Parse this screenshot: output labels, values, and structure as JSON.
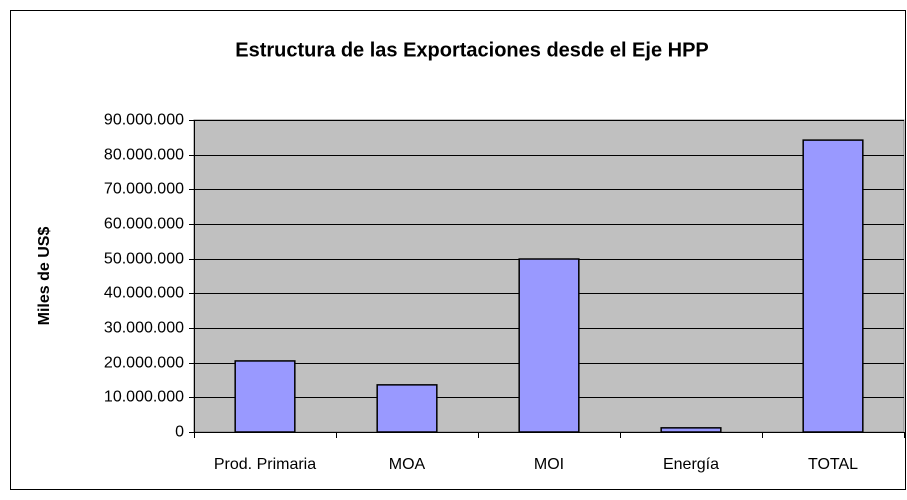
{
  "chart_data": {
    "type": "bar",
    "title": "Estructura de las Exportaciones desde el Eje HPP",
    "y_label": "Miles de US$",
    "categories": [
      "Prod. Primaria",
      "MOA",
      "MOI",
      "Energía",
      "TOTAL"
    ],
    "values": [
      20500000,
      13600000,
      49900000,
      1200000,
      84200000
    ],
    "color": "#9999ff",
    "ylim": [
      0,
      90000000
    ],
    "yticks": [
      0,
      {
        "value": 10000000,
        "label": "10.000.000"
      },
      {
        "value": 20000000,
        "label": "20.000.000"
      },
      {
        "value": 30000000,
        "label": "30.000.000"
      },
      {
        "value": 40000000,
        "label": "40.000.000"
      },
      {
        "value": 50000000,
        "label": "50.000.000"
      },
      {
        "value": 60000000,
        "label": "60.000.000"
      },
      {
        "value": 70000000,
        "label": "70.000.000"
      },
      {
        "value": 80000000,
        "label": "80.000.000"
      },
      {
        "value": 90000000,
        "label": "90.000.000"
      }
    ],
    "grid": true
  }
}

━━━━

◆ **Direction**
Copy all the lines of data exactly as they appear, dropping any images.

◆ **Response**
Parse this screenshot: output labels, values, and structure as JSON.
{
  "chart_data": {
    "type": "bar",
    "title": "Estructura de las Exportaciones desde el Eje HPP",
    "y_label": "Miles de US$",
    "categories": [
      "Prod. Primaria",
      "MOA",
      "MOI",
      "Energía",
      "TOTAL"
    ],
    "values": [
      20500000,
      13600000,
      49900000,
      1200000,
      84200000
    ],
    "color": "#9999ff",
    "ylim": [
      0,
      90000000
    ],
    "yticks": [
      0,
      {
        "value": 10000000,
        "label": "10.000.000"
      },
      {
        "value": 20000000,
        "label": "20.000.000"
      },
      {
        "value": 30000000,
        "label": "30.000.000"
      },
      {
        "value": 40000000,
        "label": "40.000.000"
      },
      {
        "value": 50000000,
        "label": "50.000.000"
      },
      {
        "value": 60000000,
        "label": "60.000.000"
      },
      {
        "value": 70000000,
        "label": "70.000.000"
      },
      {
        "value": 80000000,
        "label": "80.000.000"
      },
      {
        "value": 90000000,
        "label": "90.000.000"
      }
    ],
    "grid": true
  }
}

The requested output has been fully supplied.